** Begin Data for processing **

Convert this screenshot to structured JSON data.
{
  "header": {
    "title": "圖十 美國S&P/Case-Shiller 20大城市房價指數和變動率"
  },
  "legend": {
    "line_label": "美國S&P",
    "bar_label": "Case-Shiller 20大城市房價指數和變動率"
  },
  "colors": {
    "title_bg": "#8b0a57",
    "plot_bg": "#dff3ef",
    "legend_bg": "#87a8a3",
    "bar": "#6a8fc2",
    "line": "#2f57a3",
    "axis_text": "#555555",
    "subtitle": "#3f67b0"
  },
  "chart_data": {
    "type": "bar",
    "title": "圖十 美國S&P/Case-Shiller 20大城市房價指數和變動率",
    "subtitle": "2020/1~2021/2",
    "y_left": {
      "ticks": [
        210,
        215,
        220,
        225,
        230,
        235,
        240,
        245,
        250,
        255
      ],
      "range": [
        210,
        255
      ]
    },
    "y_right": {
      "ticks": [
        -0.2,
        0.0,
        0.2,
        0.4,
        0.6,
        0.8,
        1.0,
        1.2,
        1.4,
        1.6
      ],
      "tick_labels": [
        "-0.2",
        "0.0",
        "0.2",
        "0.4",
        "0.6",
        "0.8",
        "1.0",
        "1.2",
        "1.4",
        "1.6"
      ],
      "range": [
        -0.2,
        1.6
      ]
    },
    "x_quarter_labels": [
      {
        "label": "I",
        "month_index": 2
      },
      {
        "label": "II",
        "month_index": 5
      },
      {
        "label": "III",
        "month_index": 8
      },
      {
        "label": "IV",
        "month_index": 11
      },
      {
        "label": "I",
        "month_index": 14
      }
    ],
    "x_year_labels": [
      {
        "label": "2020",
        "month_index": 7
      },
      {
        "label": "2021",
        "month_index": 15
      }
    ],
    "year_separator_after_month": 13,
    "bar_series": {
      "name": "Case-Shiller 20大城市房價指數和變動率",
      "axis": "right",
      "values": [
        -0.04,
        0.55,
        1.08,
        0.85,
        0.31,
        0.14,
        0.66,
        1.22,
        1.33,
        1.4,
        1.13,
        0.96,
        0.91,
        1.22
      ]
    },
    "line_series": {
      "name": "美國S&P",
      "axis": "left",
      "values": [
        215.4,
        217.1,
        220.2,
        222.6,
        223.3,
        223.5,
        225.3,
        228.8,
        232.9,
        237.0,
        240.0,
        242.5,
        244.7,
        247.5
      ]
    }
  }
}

** End Data for processing **

Instruction: Write out every entry verbatim.

Response:
Convert this screenshot to structured JSON data.
{
  "header": {
    "title": "圖十 美國S&P/Case-Shiller 20大城市房價指數和變動率"
  },
  "legend": {
    "line_label": "美國S&P",
    "bar_label": "Case-Shiller 20大城市房價指數和變動率"
  },
  "colors": {
    "title_bg": "#8b0a57",
    "plot_bg": "#dff3ef",
    "legend_bg": "#87a8a3",
    "bar": "#6a8fc2",
    "line": "#2f57a3",
    "axis_text": "#555555",
    "subtitle": "#3f67b0"
  },
  "chart_data": {
    "type": "bar",
    "title": "圖十 美國S&P/Case-Shiller 20大城市房價指數和變動率",
    "subtitle": "2020/1~2021/2",
    "y_left": {
      "ticks": [
        210,
        215,
        220,
        225,
        230,
        235,
        240,
        245,
        250,
        255
      ],
      "range": [
        210,
        255
      ]
    },
    "y_right": {
      "ticks": [
        -0.2,
        0.0,
        0.2,
        0.4,
        0.6,
        0.8,
        1.0,
        1.2,
        1.4,
        1.6
      ],
      "tick_labels": [
        "-0.2",
        "0.0",
        "0.2",
        "0.4",
        "0.6",
        "0.8",
        "1.0",
        "1.2",
        "1.4",
        "1.6"
      ],
      "range": [
        -0.2,
        1.6
      ]
    },
    "x_quarter_labels": [
      {
        "label": "I",
        "month_index": 2
      },
      {
        "label": "II",
        "month_index": 5
      },
      {
        "label": "III",
        "month_index": 8
      },
      {
        "label": "IV",
        "month_index": 11
      },
      {
        "label": "I",
        "month_index": 14
      }
    ],
    "x_year_labels": [
      {
        "label": "2020",
        "month_index": 7
      },
      {
        "label": "2021",
        "month_index": 15
      }
    ],
    "year_separator_after_month": 13,
    "bar_series": {
      "name": "Case-Shiller 20大城市房價指數和變動率",
      "axis": "right",
      "values": [
        -0.04,
        0.55,
        1.08,
        0.85,
        0.31,
        0.14,
        0.66,
        1.22,
        1.33,
        1.4,
        1.13,
        0.96,
        0.91,
        1.22
      ]
    },
    "line_series": {
      "name": "美國S&P",
      "axis": "left",
      "values": [
        215.4,
        217.1,
        220.2,
        222.6,
        223.3,
        223.5,
        225.3,
        228.8,
        232.9,
        237.0,
        240.0,
        242.5,
        244.7,
        247.5
      ]
    }
  }
}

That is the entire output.